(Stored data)
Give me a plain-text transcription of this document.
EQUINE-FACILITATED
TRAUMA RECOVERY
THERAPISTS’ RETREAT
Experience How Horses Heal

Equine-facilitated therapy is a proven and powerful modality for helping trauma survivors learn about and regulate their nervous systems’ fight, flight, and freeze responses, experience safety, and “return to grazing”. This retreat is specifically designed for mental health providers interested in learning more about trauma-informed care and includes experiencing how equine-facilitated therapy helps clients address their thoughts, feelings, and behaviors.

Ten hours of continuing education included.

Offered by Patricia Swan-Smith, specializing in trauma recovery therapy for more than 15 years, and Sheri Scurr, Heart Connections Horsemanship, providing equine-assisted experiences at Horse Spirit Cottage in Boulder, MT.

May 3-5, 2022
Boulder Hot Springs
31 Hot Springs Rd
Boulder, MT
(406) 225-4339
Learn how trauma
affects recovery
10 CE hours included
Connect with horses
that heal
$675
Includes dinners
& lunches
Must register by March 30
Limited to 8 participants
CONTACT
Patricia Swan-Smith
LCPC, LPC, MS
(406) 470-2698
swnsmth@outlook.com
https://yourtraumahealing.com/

__WORK TO BE COMPLETED__. Copy down the whole of the data above, matching it exactly.

__ANSWER FOR THIS EXERCISE__.
Give me a plain-text transcription of this document.
EQUINE-FACILITATED
TRAUMA RECOVERY
THERAPISTS’ RETREAT
Experience How Horses Heal

Equine-facilitated therapy is a proven and powerful modality for helping trauma survivors learn about and regulate their nervous systems’ fight, flight, and freeze responses, experience safety, and “return to grazing”. This retreat is specifically designed for mental health providers interested in learning more about trauma-informed care and includes experiencing how equine-facilitated therapy helps clients address their thoughts, feelings, and behaviors.

Ten hours of continuing education included.

Offered by Patricia Swan-Smith, specializing in trauma recovery therapy for more than 15 years, and Sheri Scurr, Heart Connections Horsemanship, providing equine-assisted experiences at Horse Spirit Cottage in Boulder, MT.

May 3-5, 2022
Boulder Hot Springs
31 Hot Springs Rd
Boulder, MT
(406) 225-4339
Learn how trauma
affects recovery
10 CE hours included
Connect with horses
that heal
$675
Includes dinners
& lunches
Must register by March 30
Limited to 8 participants
CONTACT
Patricia Swan-Smith
LCPC, LPC, MS
(406) 470-2698
swnsmth@outlook.com
https://yourtraumahealing.com/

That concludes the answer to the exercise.